- _Stated problem_:
Find the lines that hold the word "master" and return them.

- _Stored entries_:
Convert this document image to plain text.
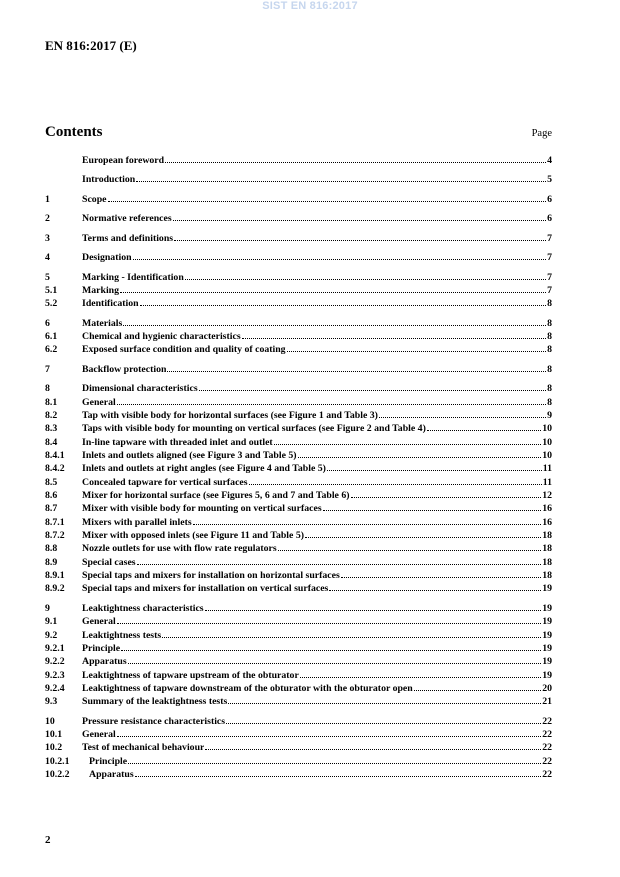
SIST EN 816:2017
EN 816:2017 (E)
Contents	Page
European foreword	4
Introduction	5
1	Scope	6
2	Normative references	6
3	Terms and definitions	7
4	Designation	7
5	Marking - Identification	7
5.1	Marking	7
5.2	Identification	8
6	Materials	8
6.1	Chemical and hygienic characteristics	8
6.2	Exposed surface condition and quality of coating	8
7	Backflow protection	8
8	Dimensional characteristics	8
8.1	General	8
8.2	Tap with visible body for horizontal surfaces (see Figure 1 and Table 3)	9
8.3	Taps with visible body for mounting on vertical surfaces (see Figure 2 and Table 4)	10
8.4	In-line tapware with threaded inlet and outlet	10
8.4.1	Inlets and outlets aligned (see Figure 3 and Table 5)	10
8.4.2	Inlets and outlets at right angles (see Figure 4 and Table 5)	11
8.5	Concealed tapware for vertical surfaces	11
8.6	Mixer for horizontal surface (see Figures 5, 6 and 7 and Table 6)	12
8.7	Mixer with visible body for mounting on vertical surfaces	16
8.7.1	Mixers with parallel inlets	16
8.7.2	Mixer with opposed inlets (see Figure 11 and Table 5)	18
8.8	Nozzle outlets for use with flow rate regulators	18
8.9	Special cases	18
8.9.1	Special taps and mixers for installation on horizontal surfaces	18
8.9.2	Special taps and mixers for installation on vertical surfaces	19
9	Leaktightness characteristics	19
9.1	General	19
9.2	Leaktightness tests	19
9.2.1	Principle	19
9.2.2	Apparatus	19
9.2.3	Leaktightness of tapware upstream of the obturator	19
9.2.4	Leaktightness of tapware downstream of the obturator with the obturator open	20
9.3	Summary of the leaktightness tests	21
10	Pressure resistance characteristics	22
10.1	General	22
10.2	Test of mechanical behaviour	22
10.2.1	Principle	22
10.2.2	Apparatus	22
2
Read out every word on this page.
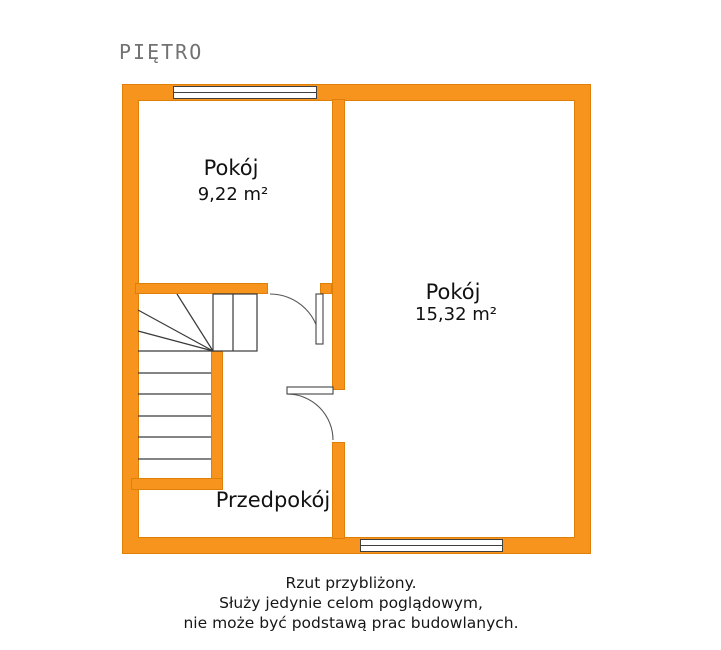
PIĘTRO
Pokój
9,22 m²
Pokój
15,32 m²
Przedpokój
Rzut przybliżony.
Służy jedynie celom poglądowym,
nie może być podstawą prac budowlanych.
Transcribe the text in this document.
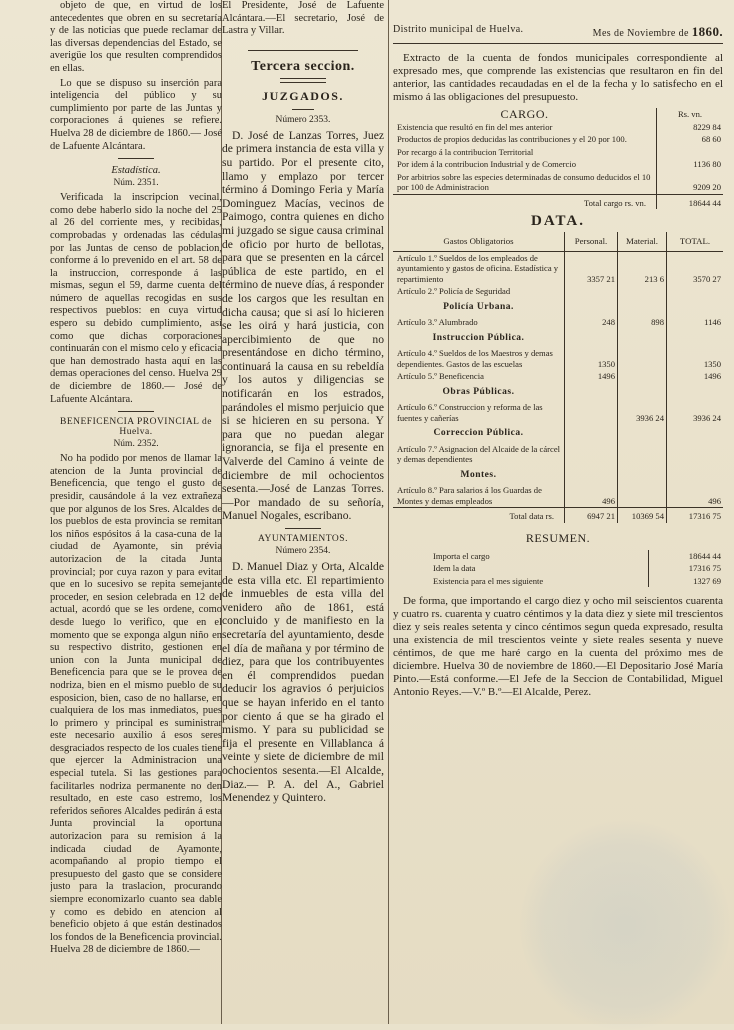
objeto de que, en virtud de los antecedentes que obren en su secretaría y de las noticias que puede reclamar de las diversas dependencias del Estado, se averigüe los que resulten comprendidos en ellas.

Lo que se dispuso su inserción para inteligencia del público y su cumplimiento por parte de las Juntas y corporaciones á quienes se refiere. Huelva 28 de diciembre de 1860.— José de Lafuente Alcántara.

Estadística.
Núm. 2351.

Verificada la inscripcion vecinal, como debe haberlo sido la noche del 25 al 26 del corriente mes, y recibidas, comprobadas y ordenadas las cédulas por las Juntas de censo de poblacion, conforme á lo prevenido en el art. 58 de la instruccion, corresponde á las mismas, segun el 59, darme cuenta del número de aquellas recogidas en sus respectivos pueblos: en cuya virtud espero su debido cumplimiento, así como que dichas corporaciones continuarán con el mismo celo y eficacia que han demostrado hasta aquí en las demas operaciones del censo. Huelva 29 de diciembre de 1860.— José de Lafuente Alcántara.

BENEFICENCIA PROVINCIAL de Huelva.
Núm. 2352.

No ha podido por menos de llamar la atencion de la Junta provincial de Beneficencia, que tengo el gusto de presidir, causándole á la vez extrañeza que por algunos de los Sres. Alcaldes de los pueblos de esta provincia se remitan los niños espósitos á la casa-cuna de la ciudad de Ayamonte, sin prévia autorizacion de la citada Junta provincial; por cuya razon y para evitar que en lo sucesivo se repita semejante proceder, en sesion celebrada en 12 del actual, acordó que se les ordene, como desde luego lo verifico, que en el momento que se exponga algun niño en su respectivo distrito, gestionen en union con la Junta municipal de Beneficencia para que se le provea de nodriza, bien en el mismo pueblo de su esposicion, bien, caso de no hallarse, en cualquiera de los mas inmediatos, pues lo primero y principal es suministrar este necesario auxilio á esos seres desgraciados respecto de los cuales tiene que ejercer la Administracion una especial tutela. Si las gestiones para facilitarles nodriza permanente no den resultado, en este caso estremo, los referidos señores Alcaldes pedirán á esta Junta provincial la oportuna autorizacion para su remision á la indicada ciudad de Ayamonte, acompañando al propio tiempo el presupuesto del gasto que se considere justo para la traslacion, procurando siempre economizarlo cuanto sea dable y como es debido en atencion al beneficio objeto á que están destinados los fondos de la Beneficencia provincial. Huelva 28 de diciembre de 1860.—

El Presidente, José de Lafuente Alcántara.—El secretario, José de Lastra y Villar.

Tercera seccion.
JUZGADOS.
Número 2353.

D. José de Lanzas Torres, Juez de primera instancia de esta villa y su partido. Por el presente cito, llamo y emplazo por tercer término á Domingo Feria y María Dominguez Macías, vecinos de Paimogo, contra quienes en dicho mi juzgado se sigue causa criminal de oficio por hurto de bellotas, para que se presenten en la cárcel pública de este partido, en el término de nueve días, á responder de los cargos que les resultan en dicha causa; que si así lo hicieren se les oirá y hará justicia, con apercibimiento de que no presentándose en dicho término, continuará la causa en su rebeldía y los autos y diligencias se notificarán en los estrados, parándoles el mismo perjuicio que si se hicieren en su persona. Y para que no puedan alegar ignorancia, se fija el presente en Valverde del Camino á veinte de diciembre de mil ochocientos sesenta.—José de Lanzas Torres.—Por mandado de su señoría, Manuel Nogales, escribano.

AYUNTAMIENTOS.
Número 2354.

D. Manuel Diaz y Orta, Alcalde de esta villa etc. El repartimiento de inmuebles de esta villa del venidero año de 1861, está concluido y de manifiesto en la secretaría del ayuntamiento, desde el día de mañana y por término de diez, para que los contribuyentes en él comprendidos puedan deducir los agravios ó perjuicios que se hayan inferido en el tanto por ciento á que se ha girado el mismo. Y para su publicidad se fija el presente en Villablanca á veinte y siete de diciembre de mil ochocientos sesenta.—El Alcalde, Diaz.— P. A. del A., Gabriel Menendez y Quintero.

Distrito municipal de Huelva.	Mes de Noviembre de 1860.

Extracto de la cuenta de fondos municipales correspondiente al expresado mes, que comprende las existencias que resultaron en fin del anterior, las cantidades recaudadas en el de la fecha y lo satisfecho en el mismo á las obligaciones del presupuesto.

CARGO.	Rs. vn.
Existencia que resultó en fin del mes anterior	8229 84
Productos de propios deducidas las contribuciones y el 20 por 100.	68 60
Por recargo á la contribucion Territorial	
Por idem á la contribucion Industrial y de Comercio	1136 80
Por arbitrios sobre las especies determinadas de consumo deducidos el 10 por 100 de Administracion	9209 20
Total cargo rs. vn.	18644 44
DATA.
Gastos Obligatorios	Personal.	Material.	TOTAL.
Artículo 1.º Sueldos de los empleados de ayuntamiento y gastos de oficina. Estadística y repartimiento	3357 21	213 6	3570 27
Artículo 2.º Policía de Seguridad			
Policía Urbana.			
Artículo 3.º Alumbrado	248	898	1146
Instruccion Pública.			
Artículo 4.º Sueldos de los Maestros y demas dependientes. Gastos de las escuelas	1350		1350
Artículo 5.º Beneficencia	1496		1496
Obras Públicas.			
Artículo 6.º Construccion y reforma de las fuentes y cañerías		3936 24	3936 24
Correccion Pública.			
Artículo 7.º Asignacion del Alcaide de la cárcel y demas dependientes			
Montes.			
Artículo 8.º Para salarios á los Guardas de Montes y demas empleados	496		496
Total data rs.	6947 21	10369 54	17316 75
RESUMEN.
Importa el cargo	18644 44
Idem la data	17316 75
Existencia para el mes siguiente	1327 69

De forma, que importando el cargo diez y ocho mil seiscientos cuarenta y cuatro rs. cuarenta y cuatro céntimos y la data diez y siete mil trescientos diez y seis reales setenta y cinco céntimos segun queda expresado, resulta una existencia de mil trescientos veinte y siete reales sesenta y nueve céntimos, de que me haré cargo en la cuenta del próximo mes de diciembre. Huelva 30 de noviembre de 1860.—El Depositario José María Pinto.—Está conforme.—El Jefe de la Seccion de Contabilidad, Miguel Antonio Reyes.—V.º B.º—El Alcalde, Perez.
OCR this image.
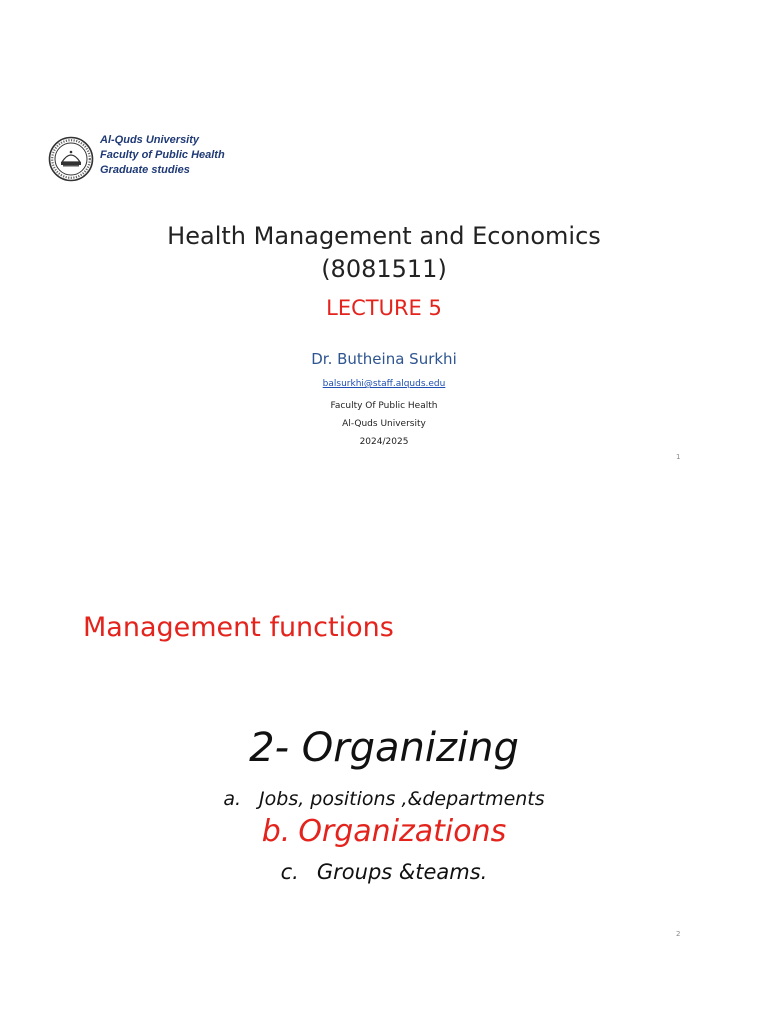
Al-Quds University
Faculty of Public Health
Graduate studies
Health Management and Economics
(8081511)
LECTURE 5
Dr. Butheina Surkhi
balsurkhi@staff.alquds.edu
Faculty Of Public Health
Al-Quds University
2024/2025
1
Management functions
2- Organizing
a. Jobs, positions ,&departments
b. Organizations
c. Groups &teams.
2
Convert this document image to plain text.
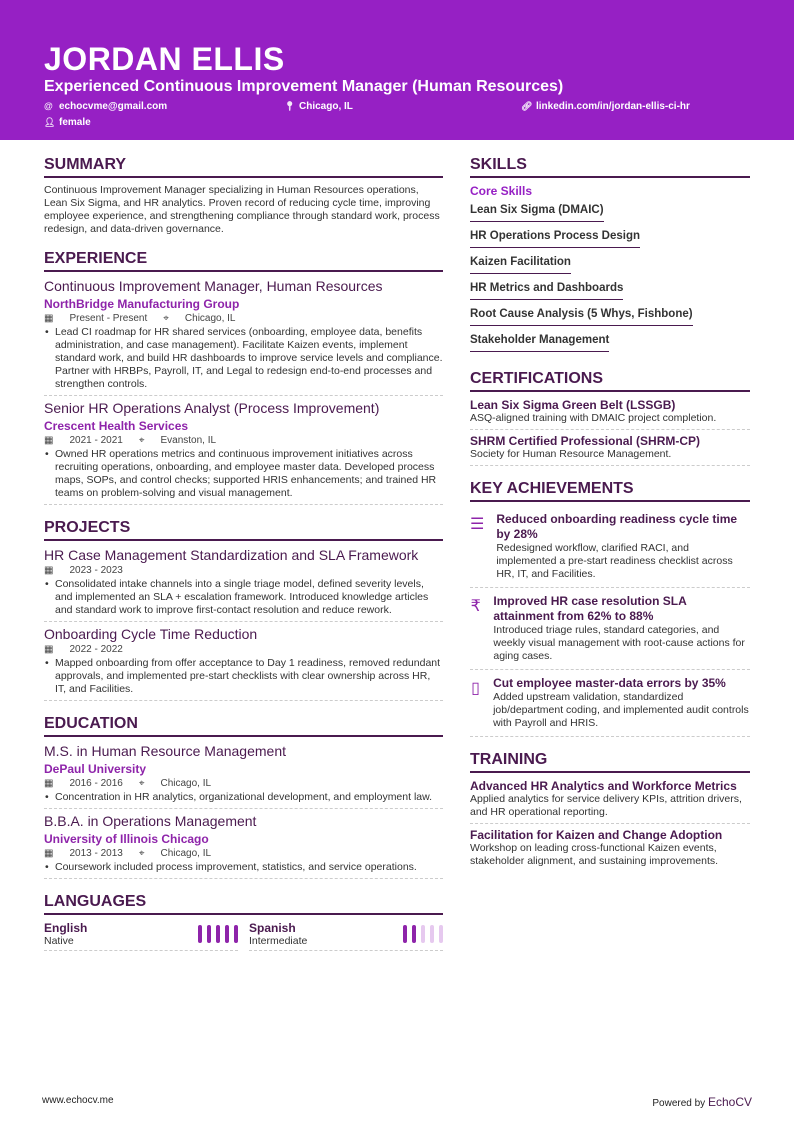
JORDAN ELLIS
Experienced Continuous Improvement Manager (Human Resources)
@ echocvme@gmail.com	📍︎ Chicago, IL	🔗︎ linkedin.com/in/jordan-ellis-ci-hr
👤︎ female
SUMMARY

Continuous Improvement Manager specializing in Human Resources operations, Lean Six Sigma, and HR analytics. Proven record of reducing cycle time, improving employee experience, and strengthening compliance through standard work, process redesign, and data-driven governance.

EXPERIENCE
Continuous Improvement Manager, Human Resources
NorthBridge Manufacturing Group
▦ Present - Present ⌖ Chicago, IL
• Lead CI roadmap for HR shared services (onboarding, employee data, benefits administration, and case management). Facilitate Kaizen events, implement standard work, and build HR dashboards to improve service levels and compliance. Partner with HRBPs, Payroll, IT, and Legal to redesign end-to-end processes and strengthen controls.
Senior HR Operations Analyst (Process Improvement)
Crescent Health Services
▦ 2021 - 2021 ⌖ Evanston, IL
• Owned HR operations metrics and continuous improvement initiatives across recruiting operations, onboarding, and employee master data. Developed process maps, SOPs, and control checks; supported HRIS enhancements; and trained HR teams on problem-solving and visual management.
PROJECTS
HR Case Management Standardization and SLA Framework
▦ 2023 - 2023
• Consolidated intake channels into a single triage model, defined severity levels, and implemented an SLA + escalation framework. Introduced knowledge articles and standard work to improve first-contact resolution and reduce rework.
Onboarding Cycle Time Reduction
▦ 2022 - 2022
• Mapped onboarding from offer acceptance to Day 1 readiness, removed redundant approvals, and implemented pre-start checklists with clear ownership across HR, IT, and Facilities.
EDUCATION
M.S. in Human Resource Management
DePaul University
▦ 2016 - 2016 ⌖ Chicago, IL
• Concentration in HR analytics, organizational development, and employment law.
B.B.A. in Operations Management
University of Illinois Chicago
▦ 2013 - 2013 ⌖ Chicago, IL
• Coursework included process improvement, statistics, and service operations.
LANGUAGES
English
Native
Spanish
Intermediate
SKILLS
Core Skills
Lean Six Sigma (DMAIC)
HR Operations Process Design
Kaizen Facilitation
HR Metrics and Dashboards
Root Cause Analysis (5 Whys, Fishbone)
Stakeholder Management
CERTIFICATIONS
Lean Six Sigma Green Belt (LSSGB)

ASQ-aligned training with DMAIC project completion.

SHRM Certified Professional (SHRM-CP)

Society for Human Resource Management.

KEY ACHIEVEMENTS
☰ Reduced onboarding readiness cycle time by 28%

Redesigned workflow, clarified RACI, and implemented a pre-start readiness checklist across HR, IT, and Facilities.

₹ Improved HR case resolution SLA attainment from 62% to 88%

Introduced triage rules, standard categories, and weekly visual management with root-cause actions for aging cases.

▯ Cut employee master-data errors by 35%

Added upstream validation, standardized job/department coding, and implemented audit controls with Payroll and HRIS.

TRAINING
Advanced HR Analytics and Workforce Metrics

Applied analytics for service delivery KPIs, attrition drivers, and HR operational reporting.

Facilitation for Kaizen and Change Adoption

Workshop on leading cross-functional Kaizen events, stakeholder alignment, and sustaining improvements.

www.echocv.me	Powered by EchoCV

- _Result_:
• Owned HR operations metrics and continuous improvement initiatives across recruiting operations, onboarding, and employee master data. Developed process maps, SOPs, and control checks; supported HRIS enhancements; and trained HR teams on problem-solving and visual management.
▯ Cut employee master-data errors by 35%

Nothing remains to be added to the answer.